*Instruction*:
Please retype the material exactly, starting with the line that contains "354, 625, 365]" and going on through the line that contains "224, 776, 235]", both included.

*Input material*:
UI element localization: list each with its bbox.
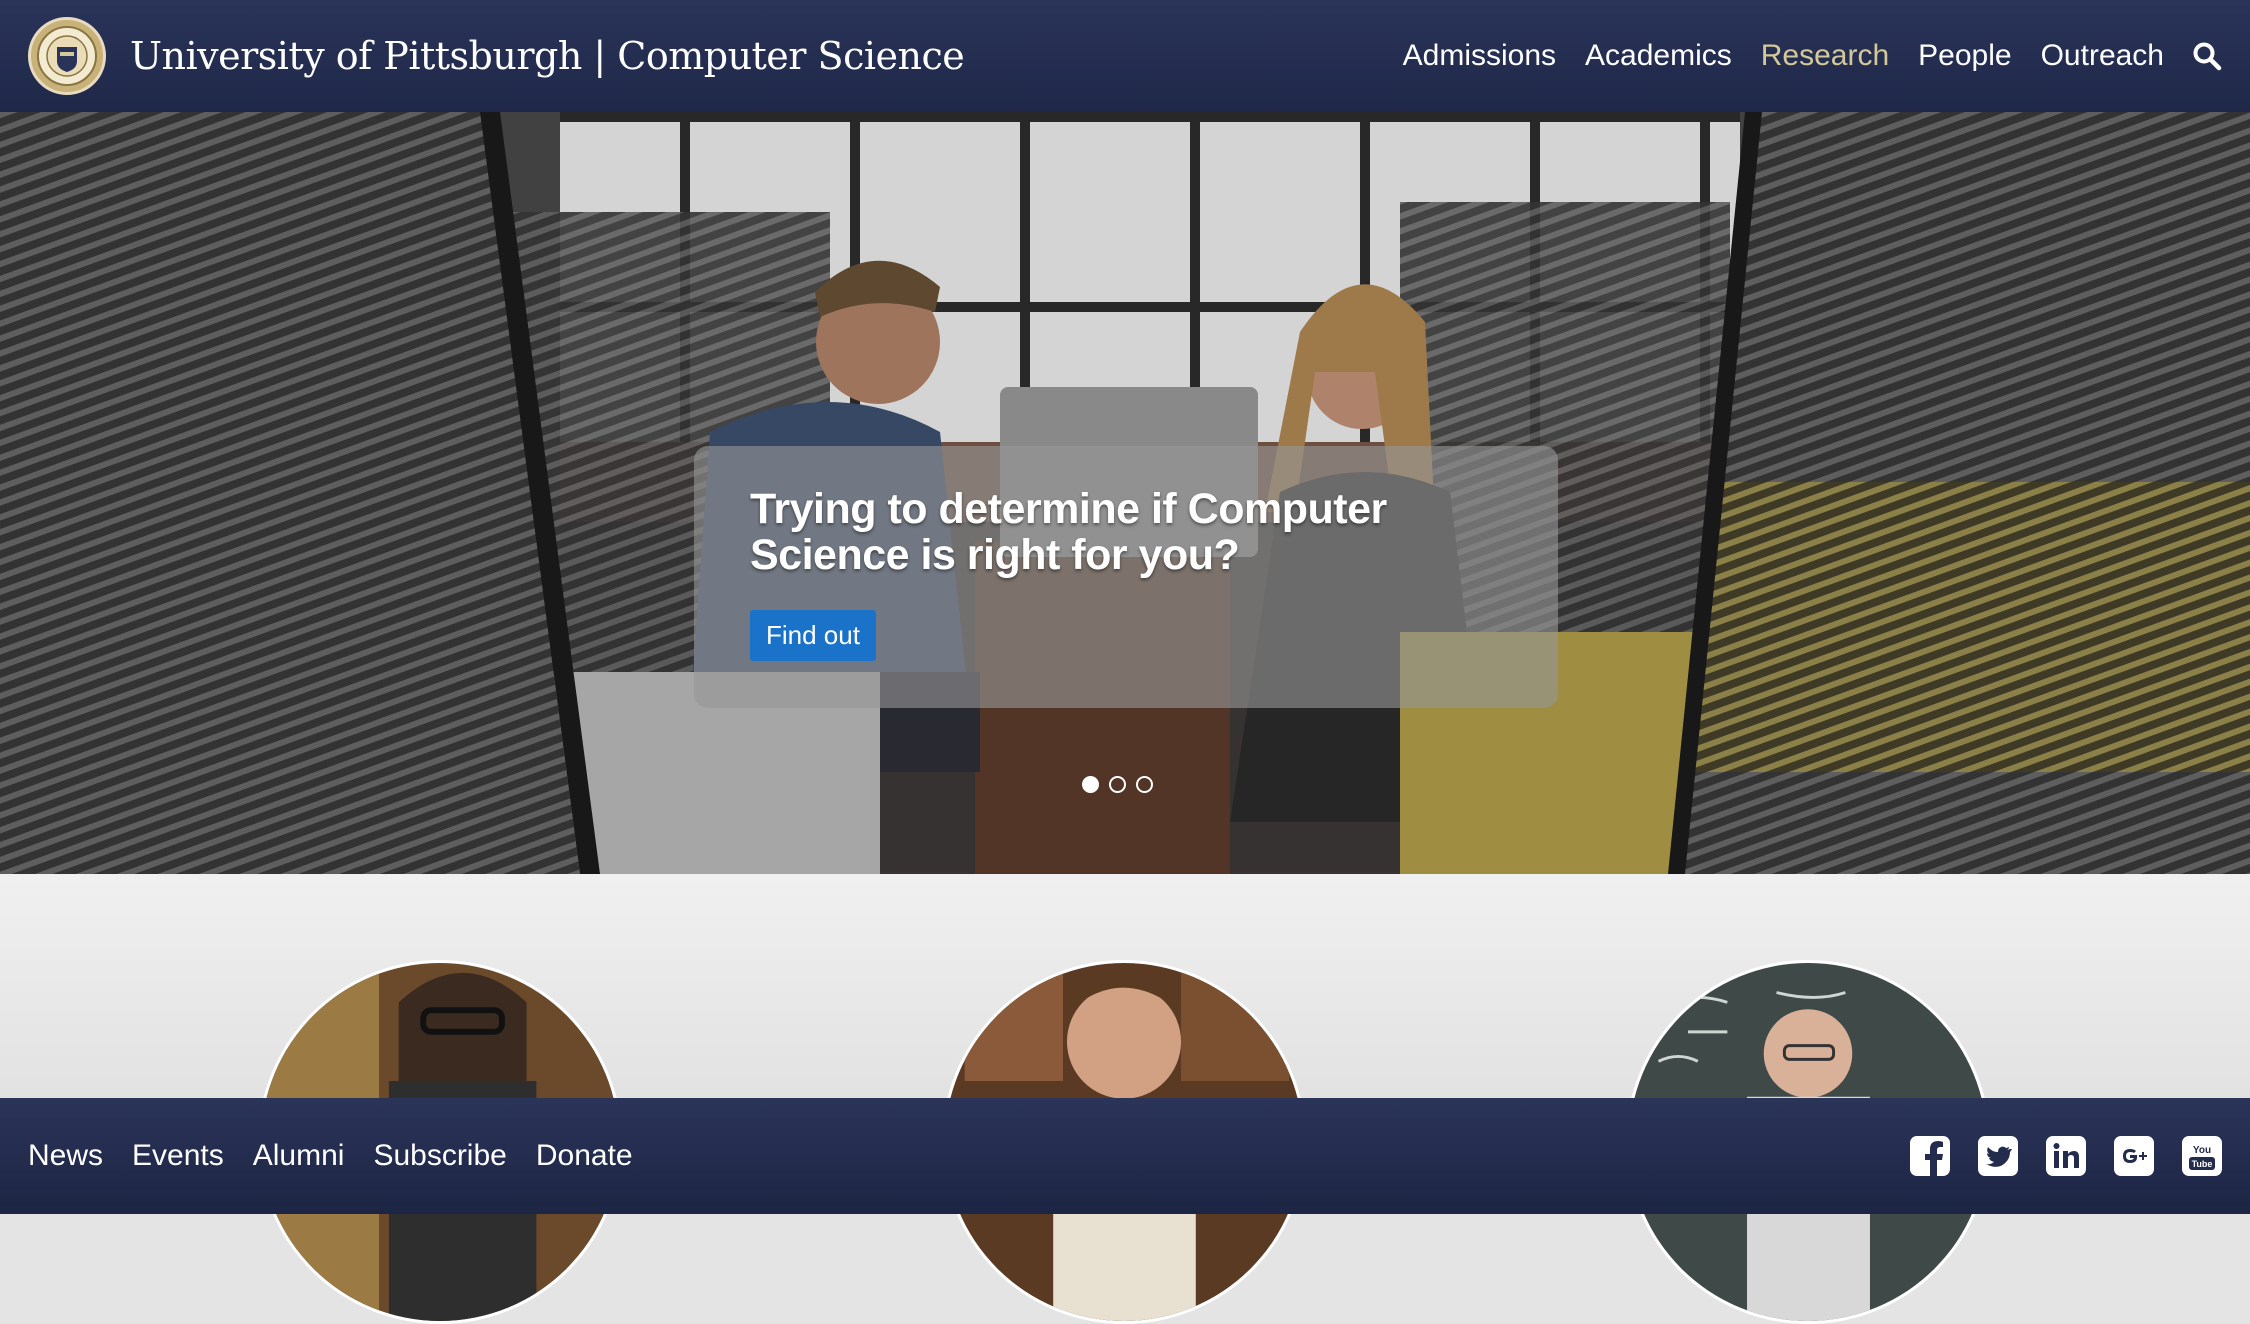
university-seal-logo[interactable] — [28, 17, 106, 95]
facebook-icon[interactable] — [1910, 1136, 1950, 1176]
carousel-indicators — [1082, 776, 1153, 793]
footer-link-news[interactable]: News — [28, 1139, 103, 1173]
svg-text:Tube: Tube — [2192, 1159, 2213, 1169]
nav-people[interactable]: People — [1918, 39, 2011, 73]
carousel-dot-3[interactable] — [1136, 776, 1153, 793]
site-header: University of Pittsburgh | Computer Scie… — [0, 0, 2250, 112]
find-out-button[interactable]: Find out — [750, 610, 876, 661]
youtube-icon[interactable]: You Tube — [2182, 1136, 2222, 1176]
hero-carousel: Trying to determine if Computer Science … — [0, 112, 2250, 874]
footer-link-subscribe[interactable]: Subscribe — [373, 1139, 506, 1173]
search-icon[interactable] — [2192, 41, 2222, 71]
main-nav: Admissions Academics Research People Out… — [1374, 39, 2222, 73]
twitter-icon[interactable] — [1978, 1136, 2018, 1176]
nav-admissions[interactable]: Admissions — [1403, 39, 1556, 73]
google-plus-icon[interactable] — [2114, 1136, 2154, 1176]
linkedin-icon[interactable] — [2046, 1136, 2086, 1176]
site-title[interactable]: University of Pittsburgh | Computer Scie… — [130, 34, 965, 78]
nav-academics[interactable]: Academics — [1585, 39, 1732, 73]
footer-link-alumni[interactable]: Alumni — [253, 1139, 345, 1173]
footer-link-events[interactable]: Events — [132, 1139, 224, 1173]
carousel-dot-2[interactable] — [1109, 776, 1126, 793]
hero-caption: Trying to determine if Computer Science … — [694, 446, 1558, 708]
carousel-dot-1[interactable] — [1082, 776, 1099, 793]
social-links: You Tube — [1910, 1136, 2222, 1176]
footer-link-donate[interactable]: Donate — [536, 1139, 633, 1173]
svg-text:You: You — [2193, 1145, 2211, 1156]
profile-section — [0, 874, 2250, 1324]
site-footer: News Events Alumni Subscribe Donate You T… — [0, 1098, 2250, 1214]
nav-outreach[interactable]: Outreach — [2041, 39, 2164, 73]
nav-research[interactable]: Research — [1761, 39, 1889, 73]
hero-caption-title: Trying to determine if Computer Science … — [750, 485, 1387, 579]
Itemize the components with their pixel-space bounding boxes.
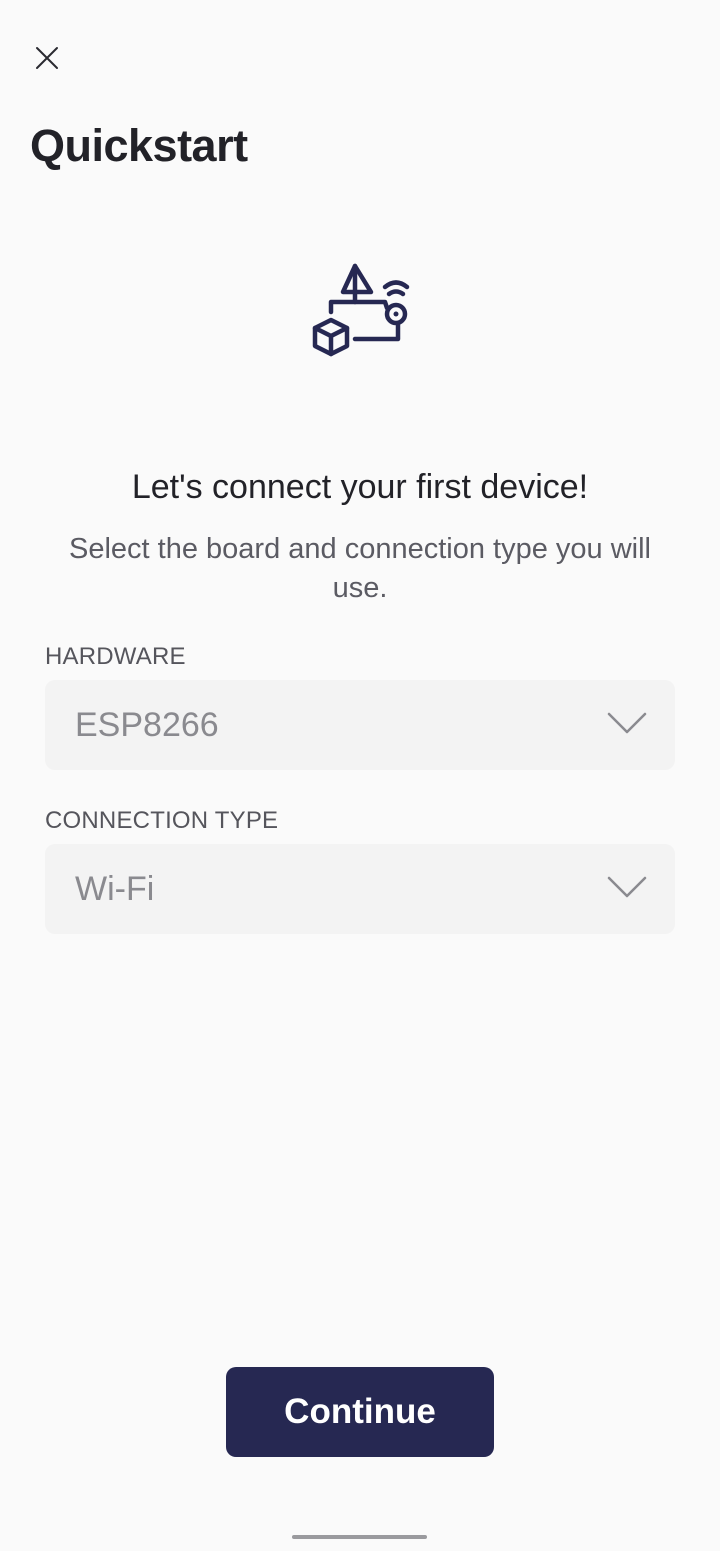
hardware-label: HARDWARE (45, 643, 186, 670)
quickstart-screen: Quickstart Let's connect your first devi… (0, 0, 720, 1551)
device-connection-icon (312, 263, 410, 357)
intro-headline: Let's connect your first device! (131, 468, 589, 506)
connection-type-label: CONNECTION TYPE (45, 807, 279, 834)
chevron-down-icon (607, 876, 647, 898)
connection-type-select[interactable]: Wi-Fi (45, 844, 675, 934)
hardware-select[interactable]: ESP8266 (45, 680, 675, 770)
close-button[interactable] (27, 38, 67, 78)
hardware-value: ESP8266 (75, 706, 219, 744)
connection-type-value: Wi-Fi (75, 870, 155, 908)
continue-button[interactable]: Continue (226, 1367, 494, 1457)
intro-subtitle: Select the board and connection type you… (69, 533, 651, 604)
page-title: Quickstart (30, 120, 248, 171)
close-icon (36, 47, 58, 69)
chevron-down-icon (607, 712, 647, 734)
home-indicator[interactable] (292, 1535, 427, 1539)
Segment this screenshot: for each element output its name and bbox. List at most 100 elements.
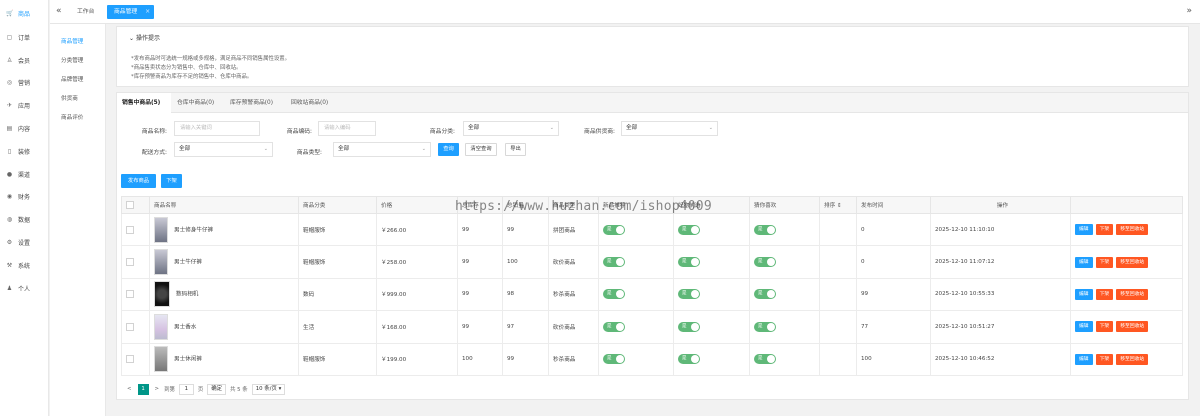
new-recommend-toggle[interactable]: 是	[603, 354, 625, 365]
chevron-right-icon[interactable]: »	[1186, 6, 1192, 16]
product-table: 商品名称 商品分类 价格 总库存 总销量 商品类型 新品推荐 好物优选 猜你喜欢…	[121, 196, 1183, 376]
search-button[interactable]: 查询	[438, 143, 459, 156]
guess-like-toggle[interactable]: 是	[754, 321, 776, 332]
pagination: < 1 > 到第 1 页 确定 共 5 条 10 条/页 ▾	[127, 383, 286, 395]
tab-warehouse[interactable]: 仓库中商品(0)	[177, 93, 214, 113]
toggle-label: 是	[758, 226, 763, 232]
category-select[interactable]: 全部 ⌄	[463, 121, 559, 136]
move-to-recycle-button[interactable]: 移至回收站	[1116, 353, 1149, 365]
new-recommend-toggle[interactable]: 是	[603, 321, 625, 332]
sidebar-item-marketing[interactable]: ◎ 营销	[0, 72, 48, 95]
sidebar-item-settings[interactable]: ⚙ 设置	[0, 231, 48, 254]
sidebar-item-label: 系统	[18, 262, 31, 270]
tab-workbench[interactable]: 工作台	[71, 5, 100, 19]
offline-button[interactable]: 下架	[161, 174, 182, 188]
select-all-checkbox[interactable]	[126, 201, 134, 209]
row-checkbox[interactable]	[126, 225, 134, 234]
guess-like-toggle[interactable]: 是	[754, 354, 776, 365]
sort-cell	[819, 310, 857, 344]
sidebar-item-user[interactable]: ♙ 会员	[0, 49, 48, 72]
sidebar-item-finance[interactable]: ◉ 财务	[0, 186, 48, 209]
toggle-knob	[616, 258, 624, 267]
product-thumbnail	[154, 281, 170, 308]
guess-like-toggle[interactable]: 是	[754, 224, 776, 235]
good-pick-toggle[interactable]: 是	[678, 321, 700, 332]
category-cell: 生活	[298, 310, 377, 344]
sidebar-item-person[interactable]: ♟ 个人	[0, 277, 48, 300]
product-thumbnail	[154, 249, 168, 276]
good-pick-toggle[interactable]: 是	[678, 354, 700, 365]
sidebar-item-label: 应用	[18, 103, 31, 111]
guess-like-toggle[interactable]: 是	[754, 289, 776, 300]
prev-page-button[interactable]: <	[127, 386, 132, 392]
good-pick-toggle[interactable]: 是	[678, 257, 700, 268]
page-size-select[interactable]: 10 条/页 ▾	[251, 383, 286, 395]
move-to-recycle-button[interactable]: 移至回收站	[1116, 321, 1149, 333]
type-select[interactable]: 全部 ⌄	[333, 142, 431, 157]
sidebar-item-app[interactable]: ✈ 应用	[0, 94, 48, 117]
next-page-button[interactable]: >	[155, 386, 160, 392]
subnav-item-category-manage[interactable]: 分类管理	[50, 52, 105, 71]
toggle-knob	[691, 290, 699, 299]
new-recommend-toggle[interactable]: 是	[603, 257, 625, 268]
row-checkbox[interactable]	[126, 258, 134, 267]
tip-header[interactable]: ⌄ 操作提示	[129, 33, 160, 42]
collapse-icon[interactable]: «	[56, 6, 62, 16]
sidebar-item-decorate[interactable]: ▯ 装修	[0, 140, 48, 163]
subnav-item-product-review[interactable]: 商品评价	[50, 109, 105, 128]
offline-row-button[interactable]: 下架	[1095, 321, 1114, 333]
subnav-item-product-manage[interactable]: 商品管理	[50, 33, 105, 52]
tab-product-manage[interactable]: 商品管理 ×	[107, 5, 155, 19]
sidebar-item-content[interactable]: ▤ 内容	[0, 117, 48, 140]
new-recommend-cell: 是	[598, 212, 674, 247]
edit-button[interactable]: 编辑	[1075, 353, 1093, 365]
good-pick-toggle[interactable]: 是	[678, 289, 700, 300]
product-code-input[interactable]: 请输入编码	[318, 121, 376, 136]
new-recommend-toggle[interactable]: 是	[603, 289, 625, 300]
offline-row-button[interactable]: 下架	[1095, 353, 1114, 365]
offline-row-button[interactable]: 下架	[1095, 256, 1114, 268]
product-name-input[interactable]: 请输入关键词	[174, 121, 260, 136]
edit-button[interactable]: 编辑	[1075, 224, 1093, 236]
page-1-button[interactable]: 1	[137, 383, 149, 395]
product-name-cell: 男士牛仔裤	[149, 245, 299, 279]
new-recommend-toggle[interactable]: 是	[603, 224, 625, 235]
toggle-label: 是	[758, 356, 763, 362]
row-checkbox[interactable]	[126, 322, 134, 331]
sidebar-item-data[interactable]: ◍ 数据	[0, 208, 48, 231]
sidebar-item-channel[interactable]: ● 渠道	[0, 163, 48, 186]
export-button[interactable]: 导出	[505, 143, 526, 156]
delivery-select[interactable]: 全部 ⌄	[174, 142, 273, 157]
move-to-recycle-button[interactable]: 移至回收站	[1116, 224, 1149, 236]
goto-confirm-button[interactable]: 确定	[207, 383, 227, 395]
edit-button[interactable]: 编辑	[1075, 256, 1093, 268]
edit-button[interactable]: 编辑	[1075, 321, 1093, 333]
subnav-item-brand-manage[interactable]: 品牌管理	[50, 71, 105, 90]
sidebar-item-system[interactable]: ⚒ 系统	[0, 254, 48, 277]
move-to-recycle-button[interactable]: 移至回收站	[1116, 256, 1149, 268]
close-icon[interactable]: ×	[145, 5, 150, 19]
sidebar-item-order[interactable]: ▢ 订单	[0, 26, 48, 49]
publish-product-button[interactable]: 发布商品	[121, 174, 156, 188]
row-checkbox[interactable]	[126, 355, 134, 364]
good-pick-toggle[interactable]: 是	[678, 224, 700, 235]
tab-recycle-bin[interactable]: 回收站商品(0)	[291, 93, 328, 113]
filter-category-label: 商品分类:	[429, 129, 455, 135]
tab-on-sale[interactable]: 销售中商品(5)	[117, 93, 171, 113]
offline-row-button[interactable]: 下架	[1095, 288, 1114, 300]
supplier-select[interactable]: 全部 ⌄	[621, 121, 718, 136]
offline-row-button[interactable]: 下架	[1095, 224, 1114, 236]
sort-col-header[interactable]: 排序 ⇕	[819, 196, 857, 214]
guess-like-toggle[interactable]: 是	[754, 257, 776, 268]
clear-search-button[interactable]: 清空查询	[465, 143, 497, 156]
goto-page-input[interactable]: 1	[178, 383, 194, 395]
sidebar-item-label: 会员	[18, 57, 31, 65]
edit-button[interactable]: 编辑	[1075, 288, 1093, 300]
price-cell: ￥266.00	[376, 212, 458, 247]
toggle-knob	[691, 225, 699, 234]
subnav-item-supplier[interactable]: 供货商	[50, 90, 105, 109]
move-to-recycle-button[interactable]: 移至回收站	[1116, 288, 1149, 300]
sidebar-item-cart[interactable]: 🛒 商品	[0, 0, 48, 26]
row-checkbox[interactable]	[126, 290, 134, 299]
tab-stock-warning[interactable]: 库存预警商品(0)	[230, 93, 273, 113]
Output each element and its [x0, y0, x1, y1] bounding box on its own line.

*Expected answer*:
new-recommend-toggle[interactable]: 是	[603, 354, 625, 365]
chevron-right-icon[interactable]: »	[1186, 6, 1192, 16]
product-table: 商品名称 商品分类 价格 总库存 总销量 商品类型 新品推荐 好物优选 猜你喜欢…	[121, 196, 1183, 376]
search-button[interactable]: 查询	[438, 143, 459, 156]
guess-like-toggle[interactable]: 是	[754, 321, 776, 332]
pagination: < 1 > 到第 1 页 确定 共 5 条 10 条/页 ▾	[127, 383, 286, 395]
tab-warehouse[interactable]: 仓库中商品(0)	[177, 93, 214, 113]
toggle-label: 是	[758, 226, 763, 232]
category-select[interactable]: 全部 ⌄	[463, 121, 559, 136]
move-to-recycle-button[interactable]: 移至回收站	[1116, 353, 1149, 365]
new-recommend-toggle[interactable]: 是	[603, 321, 625, 332]
sidebar-item-marketing[interactable]: ◎ 营销	[0, 72, 48, 95]
sidebar-item-settings[interactable]: ⚙ 设置	[0, 231, 48, 254]
sidebar-item-label: 系统	[18, 262, 31, 270]
tab-workbench[interactable]: 工作台	[71, 5, 100, 19]
offline-button[interactable]: 下架	[161, 174, 182, 188]
select-all-checkbox[interactable]	[126, 201, 134, 209]
row-checkbox[interactable]	[126, 225, 134, 234]
guess-like-toggle[interactable]: 是	[754, 354, 776, 365]
sort-cell	[819, 310, 857, 344]
sidebar-item-user[interactable]: ♙ 会员	[0, 49, 48, 72]
sidebar-item-finance[interactable]: ◉ 财务	[0, 186, 48, 209]
toggle-knob	[616, 258, 624, 267]
product-thumbnail	[154, 281, 170, 308]
guess-like-toggle[interactable]: 是	[754, 224, 776, 235]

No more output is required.